Segment Open
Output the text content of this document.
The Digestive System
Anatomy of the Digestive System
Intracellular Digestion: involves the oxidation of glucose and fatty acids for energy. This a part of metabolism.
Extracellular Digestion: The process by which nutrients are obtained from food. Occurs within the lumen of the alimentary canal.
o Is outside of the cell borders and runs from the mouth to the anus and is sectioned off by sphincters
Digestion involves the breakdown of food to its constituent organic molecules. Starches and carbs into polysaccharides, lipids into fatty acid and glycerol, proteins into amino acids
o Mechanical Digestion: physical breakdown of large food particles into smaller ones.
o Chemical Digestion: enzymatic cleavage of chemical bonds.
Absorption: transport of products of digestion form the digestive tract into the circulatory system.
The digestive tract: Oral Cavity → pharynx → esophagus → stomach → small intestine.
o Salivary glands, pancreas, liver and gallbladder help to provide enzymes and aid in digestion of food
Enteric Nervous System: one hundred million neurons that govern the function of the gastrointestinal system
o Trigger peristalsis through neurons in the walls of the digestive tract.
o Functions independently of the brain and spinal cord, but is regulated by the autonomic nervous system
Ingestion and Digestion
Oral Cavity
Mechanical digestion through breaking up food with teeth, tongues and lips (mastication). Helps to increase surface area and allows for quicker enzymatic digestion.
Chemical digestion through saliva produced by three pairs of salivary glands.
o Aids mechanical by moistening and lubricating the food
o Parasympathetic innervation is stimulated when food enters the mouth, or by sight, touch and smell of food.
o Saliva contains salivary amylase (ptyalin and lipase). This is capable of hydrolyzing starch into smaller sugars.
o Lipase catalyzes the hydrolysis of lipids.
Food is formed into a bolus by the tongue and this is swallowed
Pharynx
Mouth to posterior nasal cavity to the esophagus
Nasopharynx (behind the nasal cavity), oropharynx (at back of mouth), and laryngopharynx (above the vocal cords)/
Segment Closed
### [Your objective]
From the listing, copy every line where the string "smaller" appears.

### [Task output]
o Mechanical Digestion: physical breakdown of large food particles into smaller ones.
o Saliva contains salivary amylase (ptyalin and lipase). This is capable of hydrolyzing starch into smaller sugars.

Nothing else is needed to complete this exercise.